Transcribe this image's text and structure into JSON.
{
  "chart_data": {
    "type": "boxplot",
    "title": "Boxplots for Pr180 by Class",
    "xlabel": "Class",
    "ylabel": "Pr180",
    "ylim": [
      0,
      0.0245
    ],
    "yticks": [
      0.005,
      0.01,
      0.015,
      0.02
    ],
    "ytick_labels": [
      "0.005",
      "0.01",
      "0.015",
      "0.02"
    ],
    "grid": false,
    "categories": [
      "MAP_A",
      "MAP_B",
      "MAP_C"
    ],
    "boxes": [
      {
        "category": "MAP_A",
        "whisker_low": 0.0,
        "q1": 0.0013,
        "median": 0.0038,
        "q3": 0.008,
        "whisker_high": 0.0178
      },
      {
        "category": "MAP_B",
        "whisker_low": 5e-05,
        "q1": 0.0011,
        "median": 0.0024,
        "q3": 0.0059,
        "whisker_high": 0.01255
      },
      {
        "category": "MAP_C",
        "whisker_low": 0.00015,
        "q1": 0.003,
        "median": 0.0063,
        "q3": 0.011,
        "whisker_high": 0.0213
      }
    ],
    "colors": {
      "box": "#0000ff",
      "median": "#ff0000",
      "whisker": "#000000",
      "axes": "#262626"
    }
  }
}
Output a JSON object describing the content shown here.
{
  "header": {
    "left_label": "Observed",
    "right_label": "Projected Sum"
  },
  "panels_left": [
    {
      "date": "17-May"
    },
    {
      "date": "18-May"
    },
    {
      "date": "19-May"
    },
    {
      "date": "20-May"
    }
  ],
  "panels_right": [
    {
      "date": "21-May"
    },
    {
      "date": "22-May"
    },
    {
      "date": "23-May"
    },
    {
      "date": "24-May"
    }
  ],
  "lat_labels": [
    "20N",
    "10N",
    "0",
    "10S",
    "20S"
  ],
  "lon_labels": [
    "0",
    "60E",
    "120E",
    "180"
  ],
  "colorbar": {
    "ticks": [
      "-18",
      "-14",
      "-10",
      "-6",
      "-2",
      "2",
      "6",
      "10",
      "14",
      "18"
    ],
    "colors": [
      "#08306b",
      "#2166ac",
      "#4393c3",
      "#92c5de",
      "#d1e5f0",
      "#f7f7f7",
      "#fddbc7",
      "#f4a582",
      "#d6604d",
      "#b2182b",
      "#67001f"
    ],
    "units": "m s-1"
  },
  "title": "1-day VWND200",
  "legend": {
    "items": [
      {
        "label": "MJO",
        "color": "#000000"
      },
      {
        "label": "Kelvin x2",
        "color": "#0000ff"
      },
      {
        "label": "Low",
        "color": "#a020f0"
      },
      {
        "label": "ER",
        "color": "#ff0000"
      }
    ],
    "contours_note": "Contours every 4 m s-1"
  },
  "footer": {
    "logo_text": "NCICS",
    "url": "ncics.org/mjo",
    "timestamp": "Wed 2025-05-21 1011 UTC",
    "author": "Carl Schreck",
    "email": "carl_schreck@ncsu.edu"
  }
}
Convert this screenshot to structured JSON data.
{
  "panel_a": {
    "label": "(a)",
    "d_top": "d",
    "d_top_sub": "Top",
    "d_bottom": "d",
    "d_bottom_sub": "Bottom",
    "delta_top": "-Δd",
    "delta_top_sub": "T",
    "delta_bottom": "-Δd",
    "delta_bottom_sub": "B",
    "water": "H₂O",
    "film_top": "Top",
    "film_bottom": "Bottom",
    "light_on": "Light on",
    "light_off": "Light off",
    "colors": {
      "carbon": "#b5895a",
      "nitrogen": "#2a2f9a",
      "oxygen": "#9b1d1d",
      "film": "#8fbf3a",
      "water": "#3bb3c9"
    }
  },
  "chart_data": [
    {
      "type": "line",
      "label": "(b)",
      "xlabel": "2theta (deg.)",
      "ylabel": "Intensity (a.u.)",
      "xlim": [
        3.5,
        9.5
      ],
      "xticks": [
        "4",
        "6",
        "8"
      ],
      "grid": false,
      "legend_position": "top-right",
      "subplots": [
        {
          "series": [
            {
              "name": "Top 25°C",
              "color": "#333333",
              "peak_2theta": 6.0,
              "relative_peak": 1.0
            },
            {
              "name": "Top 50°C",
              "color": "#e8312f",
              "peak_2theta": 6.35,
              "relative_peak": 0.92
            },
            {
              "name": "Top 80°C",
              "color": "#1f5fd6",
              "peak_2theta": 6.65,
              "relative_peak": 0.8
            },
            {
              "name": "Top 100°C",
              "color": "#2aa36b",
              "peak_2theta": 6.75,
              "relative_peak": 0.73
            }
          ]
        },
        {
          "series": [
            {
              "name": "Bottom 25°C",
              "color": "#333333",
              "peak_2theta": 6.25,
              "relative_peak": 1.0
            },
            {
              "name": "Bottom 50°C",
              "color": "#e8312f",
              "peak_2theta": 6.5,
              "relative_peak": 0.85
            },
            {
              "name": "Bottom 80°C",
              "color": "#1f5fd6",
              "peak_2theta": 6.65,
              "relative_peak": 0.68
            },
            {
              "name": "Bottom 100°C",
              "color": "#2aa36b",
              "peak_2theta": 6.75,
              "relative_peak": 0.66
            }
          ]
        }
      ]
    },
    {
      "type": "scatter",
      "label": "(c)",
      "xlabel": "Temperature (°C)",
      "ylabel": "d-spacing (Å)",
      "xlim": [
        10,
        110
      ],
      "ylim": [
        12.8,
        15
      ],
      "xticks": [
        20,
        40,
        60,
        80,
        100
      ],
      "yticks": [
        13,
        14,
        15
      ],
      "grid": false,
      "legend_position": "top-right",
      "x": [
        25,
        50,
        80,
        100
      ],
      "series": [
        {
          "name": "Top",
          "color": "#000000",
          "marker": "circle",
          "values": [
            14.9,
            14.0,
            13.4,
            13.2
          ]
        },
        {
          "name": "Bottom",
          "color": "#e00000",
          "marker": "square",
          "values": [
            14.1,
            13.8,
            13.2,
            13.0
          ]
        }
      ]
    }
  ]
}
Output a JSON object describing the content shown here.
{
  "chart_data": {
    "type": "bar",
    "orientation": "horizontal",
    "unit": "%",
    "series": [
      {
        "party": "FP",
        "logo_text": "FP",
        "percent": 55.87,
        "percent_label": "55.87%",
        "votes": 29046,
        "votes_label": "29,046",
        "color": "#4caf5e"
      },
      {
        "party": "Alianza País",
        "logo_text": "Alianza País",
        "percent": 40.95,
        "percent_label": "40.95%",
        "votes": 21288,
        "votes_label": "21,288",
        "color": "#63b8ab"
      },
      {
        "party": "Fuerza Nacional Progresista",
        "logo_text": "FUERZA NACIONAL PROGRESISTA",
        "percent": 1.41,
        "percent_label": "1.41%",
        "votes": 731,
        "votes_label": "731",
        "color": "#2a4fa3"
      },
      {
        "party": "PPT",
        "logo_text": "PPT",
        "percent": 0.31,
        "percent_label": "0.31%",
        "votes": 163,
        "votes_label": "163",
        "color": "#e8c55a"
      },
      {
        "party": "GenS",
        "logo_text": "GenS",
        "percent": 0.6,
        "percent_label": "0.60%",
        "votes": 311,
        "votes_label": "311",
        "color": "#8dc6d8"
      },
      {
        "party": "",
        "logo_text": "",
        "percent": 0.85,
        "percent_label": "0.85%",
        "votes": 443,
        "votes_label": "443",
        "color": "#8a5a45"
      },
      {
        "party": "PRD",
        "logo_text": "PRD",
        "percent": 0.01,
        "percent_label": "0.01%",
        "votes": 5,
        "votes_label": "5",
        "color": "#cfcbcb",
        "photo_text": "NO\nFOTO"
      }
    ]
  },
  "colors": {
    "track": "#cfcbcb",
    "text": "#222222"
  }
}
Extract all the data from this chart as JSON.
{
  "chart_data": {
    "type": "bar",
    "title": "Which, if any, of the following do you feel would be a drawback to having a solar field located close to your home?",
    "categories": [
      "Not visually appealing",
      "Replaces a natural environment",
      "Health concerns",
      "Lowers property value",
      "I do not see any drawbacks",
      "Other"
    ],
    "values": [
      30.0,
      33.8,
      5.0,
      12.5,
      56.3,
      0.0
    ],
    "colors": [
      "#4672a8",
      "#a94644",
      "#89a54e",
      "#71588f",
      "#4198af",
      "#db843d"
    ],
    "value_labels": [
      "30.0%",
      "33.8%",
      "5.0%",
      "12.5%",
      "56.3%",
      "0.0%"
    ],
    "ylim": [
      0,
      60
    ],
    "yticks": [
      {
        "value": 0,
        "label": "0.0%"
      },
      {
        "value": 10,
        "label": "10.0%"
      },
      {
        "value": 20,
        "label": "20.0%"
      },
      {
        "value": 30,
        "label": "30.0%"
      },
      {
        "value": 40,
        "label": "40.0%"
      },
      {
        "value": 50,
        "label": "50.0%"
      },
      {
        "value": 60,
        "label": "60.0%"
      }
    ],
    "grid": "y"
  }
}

· · · ·

**GIVEN PROBLEM**
Copy all lines of the material above where the string "xlabel" occurs.

**RIGHT ANSWER**
    "xlabel": "Class",
      "xlabel": "2theta (deg.)",
      "xlabel": "Temperature (°C)",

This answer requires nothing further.